◆ **What you will do**
Scan the following material for the string "part" and copy each line in which it appears.

┄┄┄┄┄┄┄┄┄┄

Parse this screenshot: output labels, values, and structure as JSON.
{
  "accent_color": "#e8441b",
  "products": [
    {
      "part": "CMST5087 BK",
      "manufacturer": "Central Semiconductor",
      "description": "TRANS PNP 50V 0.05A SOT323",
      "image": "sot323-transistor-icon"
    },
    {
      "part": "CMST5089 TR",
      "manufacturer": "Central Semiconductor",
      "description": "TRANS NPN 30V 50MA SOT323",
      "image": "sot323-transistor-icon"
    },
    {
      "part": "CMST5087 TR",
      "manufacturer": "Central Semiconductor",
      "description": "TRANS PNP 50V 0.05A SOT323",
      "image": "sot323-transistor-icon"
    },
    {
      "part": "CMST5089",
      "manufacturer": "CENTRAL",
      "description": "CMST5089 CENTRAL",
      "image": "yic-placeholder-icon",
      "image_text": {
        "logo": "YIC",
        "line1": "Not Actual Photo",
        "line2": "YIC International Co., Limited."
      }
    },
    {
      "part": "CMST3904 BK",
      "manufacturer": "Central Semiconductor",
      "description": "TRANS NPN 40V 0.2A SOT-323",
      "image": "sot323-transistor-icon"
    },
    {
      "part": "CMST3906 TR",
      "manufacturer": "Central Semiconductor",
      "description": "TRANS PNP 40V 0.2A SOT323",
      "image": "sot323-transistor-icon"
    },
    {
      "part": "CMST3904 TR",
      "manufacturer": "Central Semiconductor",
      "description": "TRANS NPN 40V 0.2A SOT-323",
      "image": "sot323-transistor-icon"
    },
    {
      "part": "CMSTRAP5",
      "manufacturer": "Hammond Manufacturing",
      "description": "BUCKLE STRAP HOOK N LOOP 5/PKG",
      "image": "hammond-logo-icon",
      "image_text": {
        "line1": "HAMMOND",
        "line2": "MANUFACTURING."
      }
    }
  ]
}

┄┄┄┄┄┄┄┄┄┄

◆ **Complete answer**
      "part": "CMST5087 BK",
      "part": "CMST5089 TR",
      "part": "CMST5087 TR",
      "part": "CMST5089",
      "part": "CMST3904 BK",
      "part": "CMST3906 TR",
      "part": "CMST3904 TR",
      "part": "CMSTRAP5",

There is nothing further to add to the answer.